- EXERCISE INSTRUCTIONS: Give only the number of lines in the data that contain the word "this".

A run of records

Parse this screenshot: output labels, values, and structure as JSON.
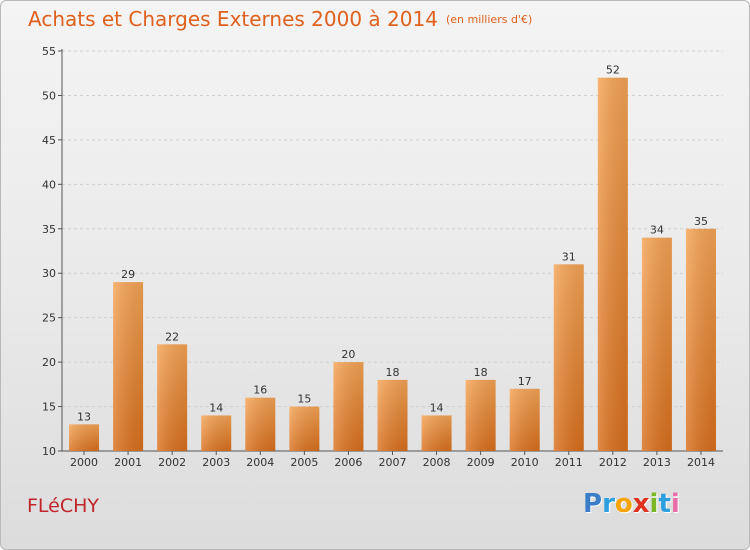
{
  "chart_data": {
    "type": "bar",
    "title": "Achats et Charges Externes 2000 à 2014",
    "subtitle": "(en milliers d'€)",
    "categories": [
      "2000",
      "2001",
      "2002",
      "2003",
      "2004",
      "2005",
      "2006",
      "2007",
      "2008",
      "2009",
      "2010",
      "2011",
      "2012",
      "2013",
      "2014"
    ],
    "values": [
      13,
      29,
      22,
      14,
      16,
      15,
      20,
      18,
      14,
      18,
      17,
      31,
      52,
      34,
      35
    ],
    "ylim": [
      10,
      55
    ],
    "yticks": [
      10,
      15,
      20,
      25,
      30,
      35,
      40,
      45,
      50,
      55
    ],
    "xlabel": "",
    "ylabel": "",
    "grid": true,
    "bar_color": "#e8832e"
  },
  "footer": {
    "commune": "FLéCHY",
    "logo": {
      "p": "P",
      "r": "r",
      "o": "o",
      "x": "x",
      "i1": "i",
      "t": "t",
      "i2": "i"
    }
  }
}
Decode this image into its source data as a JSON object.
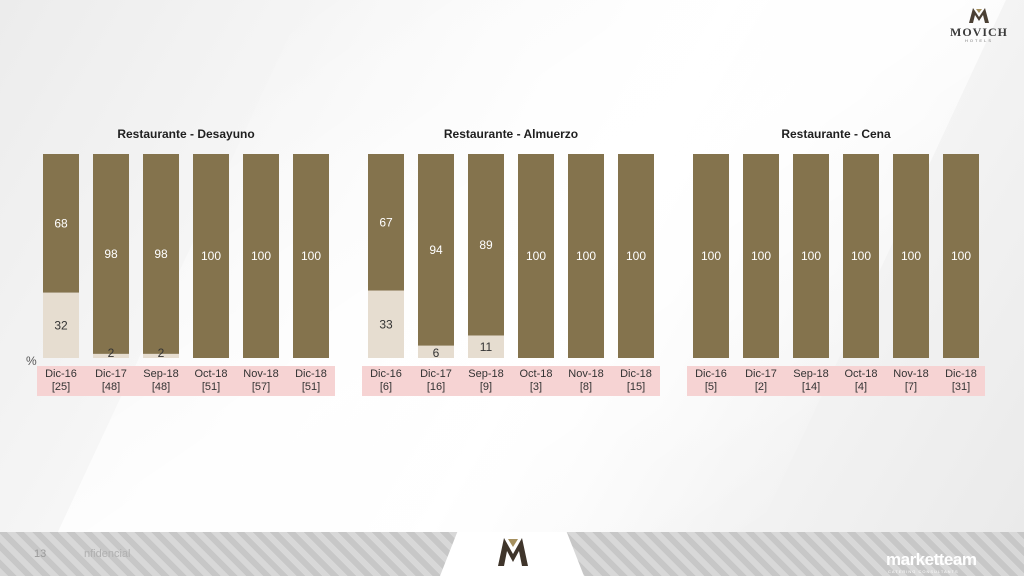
{
  "brand": {
    "name": "MOVICH",
    "sub": "HOTELS"
  },
  "axis_unit": "%",
  "footer": {
    "page": "13",
    "note": "nfidencial",
    "partner": "marketteam",
    "partner_sub": "CATERING CONSULTANTS"
  },
  "colors": {
    "primary": "#84734d",
    "secondary": "#e6ddd0",
    "band": "#f6d3d3"
  },
  "chart_data": [
    {
      "type": "bar",
      "title": "Restaurante - Desayuno",
      "categories": [
        "Dic-16",
        "Dic-17",
        "Sep-18",
        "Oct-18",
        "Nov-18",
        "Dic-18"
      ],
      "bases": [
        "[25]",
        "[48]",
        "[48]",
        "[51]",
        "[57]",
        "[51]"
      ],
      "series": [
        {
          "values": [
            68,
            98,
            98,
            100,
            100,
            100
          ]
        },
        {
          "values": [
            32,
            2,
            2,
            0,
            0,
            0
          ]
        }
      ],
      "ylim": [
        0,
        100
      ]
    },
    {
      "type": "bar",
      "title": "Restaurante - Almuerzo",
      "categories": [
        "Dic-16",
        "Dic-17",
        "Sep-18",
        "Oct-18",
        "Nov-18",
        "Dic-18"
      ],
      "bases": [
        "[6]",
        "[16]",
        "[9]",
        "[3]",
        "[8]",
        "[15]"
      ],
      "series": [
        {
          "values": [
            67,
            94,
            89,
            100,
            100,
            100
          ]
        },
        {
          "values": [
            33,
            6,
            11,
            0,
            0,
            0
          ]
        }
      ],
      "ylim": [
        0,
        100
      ]
    },
    {
      "type": "bar",
      "title": "Restaurante - Cena",
      "categories": [
        "Dic-16",
        "Dic-17",
        "Sep-18",
        "Oct-18",
        "Nov-18",
        "Dic-18"
      ],
      "bases": [
        "[5]",
        "[2]",
        "[14]",
        "[4]",
        "[7]",
        "[31]"
      ],
      "series": [
        {
          "values": [
            100,
            100,
            100,
            100,
            100,
            100
          ]
        },
        {
          "values": [
            0,
            0,
            0,
            0,
            0,
            0
          ]
        }
      ],
      "ylim": [
        0,
        100
      ]
    }
  ]
}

- FULL OUTPUT: 2